> _Exercise task_
Return each line of the data below verbatim; pictures are to be left out.

## start

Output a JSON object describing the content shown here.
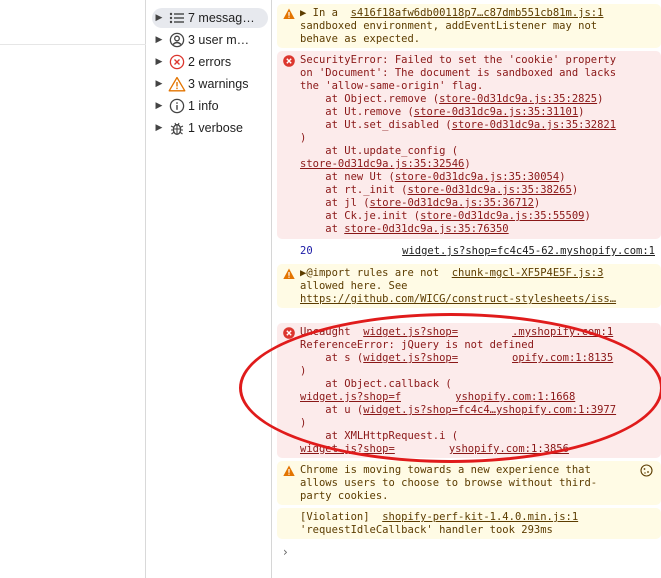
{
  "sidebar": {
    "items": [
      {
        "label": "7 messag…",
        "icon": "list-icon"
      },
      {
        "label": "3 user m…",
        "icon": "user-circle-icon"
      },
      {
        "label": "2 errors",
        "icon": "error-circle-icon"
      },
      {
        "label": "3 warnings",
        "icon": "warning-triangle-icon"
      },
      {
        "label": "1 info",
        "icon": "info-circle-icon"
      },
      {
        "label": "1 verbose",
        "icon": "bug-icon"
      }
    ]
  },
  "console": {
    "m1": {
      "l1a": "▶ In a  ",
      "src": "s416f18afw6db00118p7…c87dmb551cb81m.js:1",
      "l2": "sandboxed environment, addEventListener may not",
      "l3": "behave as expected."
    },
    "m2": {
      "l1": "SecurityError: Failed to set the 'cookie' property",
      "l2": "on 'Document': The document is sandboxed and lacks",
      "l3": "the 'allow-same-origin' flag.",
      "f1a": "    at Object.remove (",
      "f1b": "store-0d31dc9a.js:35:2825",
      "f2a": "    at Ut.remove (",
      "f2b": "store-0d31dc9a.js:35:31101",
      "f3a": "    at Ut.set_disabled (",
      "f3b": "store-0d31dc9a.js:35:32821",
      "f3c": ")",
      "f4a": "    at Ut.update_config (",
      "f4b": "store-0d31dc9a.js:35:32546",
      "f4c": ")",
      "f5a": "    at new Ut (",
      "f5b": "store-0d31dc9a.js:35:30054",
      "f6a": "    at rt._init (",
      "f6b": "store-0d31dc9a.js:35:38265",
      "f7a": "    at jl (",
      "f7b": "store-0d31dc9a.js:35:36712",
      "f8a": "    at Ck.je.init (",
      "f8b": "store-0d31dc9a.js:35:55509",
      "f9a": "    at ",
      "f9b": "store-0d31dc9a.js:35:76350"
    },
    "m3": {
      "count": "20",
      "src": "widget.js?shop=fc4c45-62.myshopify.com:1"
    },
    "m4": {
      "l1a": "▶@import rules are not  ",
      "src": "chunk-mgcl-XF5P4E5F.js:3",
      "l2": "allowed here. See",
      "l3": "https://github.com/WICG/construct-stylesheets/iss…"
    },
    "m5": {
      "l1a": "Uncaught  ",
      "srcA": "widget.js?shop=",
      "srcB": ".myshopify.com:1",
      "l2": "ReferenceError: jQuery is not defined",
      "f1a": "    at s (",
      "f1b": "widget.js?shop=",
      "f1c": "opify.com:1:8135",
      "f1d": ")",
      "f2a": "    at Object.callback (",
      "f2b": "widget.js?shop=f",
      "f2c": "yshopify.com:1:1668",
      "f2d": ")",
      "f3a": "    at u (",
      "f3b": "widget.js?shop=fc4c4…yshopify.com:1:3977",
      "f3c": ")",
      "f4a": "    at XMLHttpRequest.i (",
      "f4b": "widget.js?shop=",
      "f4c": "yshopify.com:1:3856",
      "f4d": ")"
    },
    "m6": {
      "l1": "Chrome is moving towards a new experience that",
      "l2": "allows users to choose to browse without third-",
      "l3": "party cookies."
    },
    "m7": {
      "l1a": "[Violation]  ",
      "src": "shopify-perf-kit-1.4.0.min.js:1",
      "l2": "'requestIdleCallback' handler took 293ms"
    },
    "prompt": "›"
  },
  "colors": {
    "warning_bg": "#fffbe5",
    "error_bg": "#fcebeb",
    "annotation": "#e01b1b"
  }
}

## end

> _Task output_
Output a JSON object describing the content shown here.
{
  "sidebar": {
    "items": [
      {
        "label": "7 messag…",
        "icon": "list-icon"
      },
      {
        "label": "3 user m…",
        "icon": "user-circle-icon"
      },
      {
        "label": "2 errors",
        "icon": "error-circle-icon"
      },
      {
        "label": "3 warnings",
        "icon": "warning-triangle-icon"
      },
      {
        "label": "1 info",
        "icon": "info-circle-icon"
      },
      {
        "label": "1 verbose",
        "icon": "bug-icon"
      }
    ]
  },
  "console": {
    "m1": {
      "l1a": "▶ In a  ",
      "src": "s416f18afw6db00118p7…c87dmb551cb81m.js:1",
      "l2": "sandboxed environment, addEventListener may not",
      "l3": "behave as expected."
    },
    "m2": {
      "l1": "SecurityError: Failed to set the 'cookie' property",
      "l2": "on 'Document': The document is sandboxed and lacks",
      "l3": "the 'allow-same-origin' flag.",
      "f1a": "    at Object.remove (",
      "f1b": "store-0d31dc9a.js:35:2825",
      "f2a": "    at Ut.remove (",
      "f2b": "store-0d31dc9a.js:35:31101",
      "f3a": "    at Ut.set_disabled (",
      "f3b": "store-0d31dc9a.js:35:32821",
      "f3c": ")",
      "f4a": "    at Ut.update_config (",
      "f4b": "store-0d31dc9a.js:35:32546",
      "f4c": ")",
      "f5a": "    at new Ut (",
      "f5b": "store-0d31dc9a.js:35:30054",
      "f6a": "    at rt._init (",
      "f6b": "store-0d31dc9a.js:35:38265",
      "f7a": "    at jl (",
      "f7b": "store-0d31dc9a.js:35:36712",
      "f8a": "    at Ck.je.init (",
      "f8b": "store-0d31dc9a.js:35:55509",
      "f9a": "    at ",
      "f9b": "store-0d31dc9a.js:35:76350"
    },
    "m3": {
      "count": "20",
      "src": "widget.js?shop=fc4c45-62.myshopify.com:1"
    },
    "m4": {
      "l1a": "▶@import rules are not  ",
      "src": "chunk-mgcl-XF5P4E5F.js:3",
      "l2": "allowed here. See",
      "l3": "https://github.com/WICG/construct-stylesheets/iss…"
    },
    "m5": {
      "l1a": "Uncaught  ",
      "srcA": "widget.js?shop=",
      "srcB": ".myshopify.com:1",
      "l2": "ReferenceError: jQuery is not defined",
      "f1a": "    at s (",
      "f1b": "widget.js?shop=",
      "f1c": "opify.com:1:8135",
      "f1d": ")",
      "f2a": "    at Object.callback (",
      "f2b": "widget.js?shop=f",
      "f2c": "yshopify.com:1:1668",
      "f2d": ")",
      "f3a": "    at u (",
      "f3b": "widget.js?shop=fc4c4…yshopify.com:1:3977",
      "f3c": ")",
      "f4a": "    at XMLHttpRequest.i (",
      "f4b": "widget.js?shop=",
      "f4c": "yshopify.com:1:3856",
      "f4d": ")"
    },
    "m6": {
      "l1": "Chrome is moving towards a new experience that",
      "l2": "allows users to choose to browse without third-",
      "l3": "party cookies."
    },
    "m7": {
      "l1a": "[Violation]  ",
      "src": "shopify-perf-kit-1.4.0.min.js:1",
      "l2": "'requestIdleCallback' handler took 293ms"
    },
    "prompt": "›"
  },
  "colors": {
    "warning_bg": "#fffbe5",
    "error_bg": "#fcebeb",
    "annotation": "#e01b1b"
  }
}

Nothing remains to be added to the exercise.